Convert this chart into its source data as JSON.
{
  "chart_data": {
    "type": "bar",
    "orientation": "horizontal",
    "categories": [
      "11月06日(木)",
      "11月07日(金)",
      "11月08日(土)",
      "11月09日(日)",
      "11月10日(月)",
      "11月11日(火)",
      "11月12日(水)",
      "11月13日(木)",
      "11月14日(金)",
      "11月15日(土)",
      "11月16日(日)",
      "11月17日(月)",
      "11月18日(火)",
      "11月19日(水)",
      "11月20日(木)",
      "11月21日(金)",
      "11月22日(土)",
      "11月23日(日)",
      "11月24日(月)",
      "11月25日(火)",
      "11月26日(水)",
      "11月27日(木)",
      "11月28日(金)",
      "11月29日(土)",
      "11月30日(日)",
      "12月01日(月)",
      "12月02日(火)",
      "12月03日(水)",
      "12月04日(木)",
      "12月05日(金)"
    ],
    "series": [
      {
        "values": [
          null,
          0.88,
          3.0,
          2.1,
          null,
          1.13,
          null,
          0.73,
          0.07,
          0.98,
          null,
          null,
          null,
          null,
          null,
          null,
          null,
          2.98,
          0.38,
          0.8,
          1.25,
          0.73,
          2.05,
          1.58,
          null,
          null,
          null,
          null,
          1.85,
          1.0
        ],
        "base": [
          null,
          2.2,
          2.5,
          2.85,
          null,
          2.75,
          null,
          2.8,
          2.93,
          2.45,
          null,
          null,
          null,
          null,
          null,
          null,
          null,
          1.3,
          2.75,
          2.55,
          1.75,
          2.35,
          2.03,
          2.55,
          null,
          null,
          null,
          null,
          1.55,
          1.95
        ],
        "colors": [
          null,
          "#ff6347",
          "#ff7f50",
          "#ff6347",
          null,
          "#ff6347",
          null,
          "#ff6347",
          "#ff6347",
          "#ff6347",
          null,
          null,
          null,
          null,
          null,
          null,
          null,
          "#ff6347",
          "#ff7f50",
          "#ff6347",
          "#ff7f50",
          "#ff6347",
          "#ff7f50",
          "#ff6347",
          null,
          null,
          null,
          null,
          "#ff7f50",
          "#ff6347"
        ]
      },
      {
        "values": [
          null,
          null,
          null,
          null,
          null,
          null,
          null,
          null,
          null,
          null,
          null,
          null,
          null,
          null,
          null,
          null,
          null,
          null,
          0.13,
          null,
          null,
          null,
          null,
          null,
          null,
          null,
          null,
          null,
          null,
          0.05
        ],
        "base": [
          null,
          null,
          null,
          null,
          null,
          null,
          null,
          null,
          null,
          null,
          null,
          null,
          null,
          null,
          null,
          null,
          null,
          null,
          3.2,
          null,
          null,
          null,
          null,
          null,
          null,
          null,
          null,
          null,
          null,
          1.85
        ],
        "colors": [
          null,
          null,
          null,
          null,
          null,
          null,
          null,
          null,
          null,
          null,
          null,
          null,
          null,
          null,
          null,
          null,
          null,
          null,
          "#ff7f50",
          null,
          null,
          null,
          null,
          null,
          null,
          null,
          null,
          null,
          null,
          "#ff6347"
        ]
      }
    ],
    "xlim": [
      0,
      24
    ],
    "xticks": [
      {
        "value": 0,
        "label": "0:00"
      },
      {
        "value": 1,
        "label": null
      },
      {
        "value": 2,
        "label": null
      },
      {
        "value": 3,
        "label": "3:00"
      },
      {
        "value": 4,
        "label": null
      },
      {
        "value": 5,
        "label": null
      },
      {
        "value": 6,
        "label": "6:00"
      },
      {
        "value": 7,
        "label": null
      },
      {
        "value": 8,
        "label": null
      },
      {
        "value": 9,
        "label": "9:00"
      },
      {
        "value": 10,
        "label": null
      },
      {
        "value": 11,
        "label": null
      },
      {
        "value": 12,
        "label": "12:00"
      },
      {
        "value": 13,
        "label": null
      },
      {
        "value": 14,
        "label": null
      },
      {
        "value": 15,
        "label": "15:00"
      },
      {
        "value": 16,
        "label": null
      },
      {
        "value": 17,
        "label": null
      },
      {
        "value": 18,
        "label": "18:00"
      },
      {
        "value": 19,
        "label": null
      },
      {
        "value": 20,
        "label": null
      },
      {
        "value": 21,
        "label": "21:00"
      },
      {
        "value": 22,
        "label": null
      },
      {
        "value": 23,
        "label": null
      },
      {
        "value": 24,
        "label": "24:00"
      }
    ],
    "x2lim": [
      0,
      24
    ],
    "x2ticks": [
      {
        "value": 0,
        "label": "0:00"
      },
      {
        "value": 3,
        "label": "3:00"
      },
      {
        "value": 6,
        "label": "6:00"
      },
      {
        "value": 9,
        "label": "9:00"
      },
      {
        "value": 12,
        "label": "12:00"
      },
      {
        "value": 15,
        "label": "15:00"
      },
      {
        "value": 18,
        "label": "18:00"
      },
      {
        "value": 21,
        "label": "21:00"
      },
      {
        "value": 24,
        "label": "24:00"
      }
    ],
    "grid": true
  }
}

* [GIVEN REQUEST]:
Repeat the material in full, exactly as it stands.

* [OUTPUT FOR THIS EXERCISE]:
Convert this chart into its source data as JSON.
{
  "chart_data": {
    "type": "bar",
    "orientation": "horizontal",
    "categories": [
      "11月06日(木)",
      "11月07日(金)",
      "11月08日(土)",
      "11月09日(日)",
      "11月10日(月)",
      "11月11日(火)",
      "11月12日(水)",
      "11月13日(木)",
      "11月14日(金)",
      "11月15日(土)",
      "11月16日(日)",
      "11月17日(月)",
      "11月18日(火)",
      "11月19日(水)",
      "11月20日(木)",
      "11月21日(金)",
      "11月22日(土)",
      "11月23日(日)",
      "11月24日(月)",
      "11月25日(火)",
      "11月26日(水)",
      "11月27日(木)",
      "11月28日(金)",
      "11月29日(土)",
      "11月30日(日)",
      "12月01日(月)",
      "12月02日(火)",
      "12月03日(水)",
      "12月04日(木)",
      "12月05日(金)"
    ],
    "series": [
      {
        "values": [
          null,
          0.88,
          3.0,
          2.1,
          null,
          1.13,
          null,
          0.73,
          0.07,
          0.98,
          null,
          null,
          null,
          null,
          null,
          null,
          null,
          2.98,
          0.38,
          0.8,
          1.25,
          0.73,
          2.05,
          1.58,
          null,
          null,
          null,
          null,
          1.85,
          1.0
        ],
        "base": [
          null,
          2.2,
          2.5,
          2.85,
          null,
          2.75,
          null,
          2.8,
          2.93,
          2.45,
          null,
          null,
          null,
          null,
          null,
          null,
          null,
          1.3,
          2.75,
          2.55,
          1.75,
          2.35,
          2.03,
          2.55,
          null,
          null,
          null,
          null,
          1.55,
          1.95
        ],
        "colors": [
          null,
          "#ff6347",
          "#ff7f50",
          "#ff6347",
          null,
          "#ff6347",
          null,
          "#ff6347",
          "#ff6347",
          "#ff6347",
          null,
          null,
          null,
          null,
          null,
          null,
          null,
          "#ff6347",
          "#ff7f50",
          "#ff6347",
          "#ff7f50",
          "#ff6347",
          "#ff7f50",
          "#ff6347",
          null,
          null,
          null,
          null,
          "#ff7f50",
          "#ff6347"
        ]
      },
      {
        "values": [
          null,
          null,
          null,
          null,
          null,
          null,
          null,
          null,
          null,
          null,
          null,
          null,
          null,
          null,
          null,
          null,
          null,
          null,
          0.13,
          null,
          null,
          null,
          null,
          null,
          null,
          null,
          null,
          null,
          null,
          0.05
        ],
        "base": [
          null,
          null,
          null,
          null,
          null,
          null,
          null,
          null,
          null,
          null,
          null,
          null,
          null,
          null,
          null,
          null,
          null,
          null,
          3.2,
          null,
          null,
          null,
          null,
          null,
          null,
          null,
          null,
          null,
          null,
          1.85
        ],
        "colors": [
          null,
          null,
          null,
          null,
          null,
          null,
          null,
          null,
          null,
          null,
          null,
          null,
          null,
          null,
          null,
          null,
          null,
          null,
          "#ff7f50",
          null,
          null,
          null,
          null,
          null,
          null,
          null,
          null,
          null,
          null,
          "#ff6347"
        ]
      }
    ],
    "xlim": [
      0,
      24
    ],
    "xticks": [
      {
        "value": 0,
        "label": "0:00"
      },
      {
        "value": 1,
        "label": null
      },
      {
        "value": 2,
        "label": null
      },
      {
        "value": 3,
        "label": "3:00"
      },
      {
        "value": 4,
        "label": null
      },
      {
        "value": 5,
        "label": null
      },
      {
        "value": 6,
        "label": "6:00"
      },
      {
        "value": 7,
        "label": null
      },
      {
        "value": 8,
        "label": null
      },
      {
        "value": 9,
        "label": "9:00"
      },
      {
        "value": 10,
        "label": null
      },
      {
        "value": 11,
        "label": null
      },
      {
        "value": 12,
        "label": "12:00"
      },
      {
        "value": 13,
        "label": null
      },
      {
        "value": 14,
        "label": null
      },
      {
        "value": 15,
        "label": "15:00"
      },
      {
        "value": 16,
        "label": null
      },
      {
        "value": 17,
        "label": null
      },
      {
        "value": 18,
        "label": "18:00"
      },
      {
        "value": 19,
        "label": null
      },
      {
        "value": 20,
        "label": null
      },
      {
        "value": 21,
        "label": "21:00"
      },
      {
        "value": 22,
        "label": null
      },
      {
        "value": 23,
        "label": null
      },
      {
        "value": 24,
        "label": "24:00"
      }
    ],
    "x2lim": [
      0,
      24
    ],
    "x2ticks": [
      {
        "value": 0,
        "label": "0:00"
      },
      {
        "value": 3,
        "label": "3:00"
      },
      {
        "value": 6,
        "label": "6:00"
      },
      {
        "value": 9,
        "label": "9:00"
      },
      {
        "value": 12,
        "label": "12:00"
      },
      {
        "value": 15,
        "label": "15:00"
      },
      {
        "value": 18,
        "label": "18:00"
      },
      {
        "value": 21,
        "label": "21:00"
      },
      {
        "value": 24,
        "label": "24:00"
      }
    ],
    "grid": true
  }
}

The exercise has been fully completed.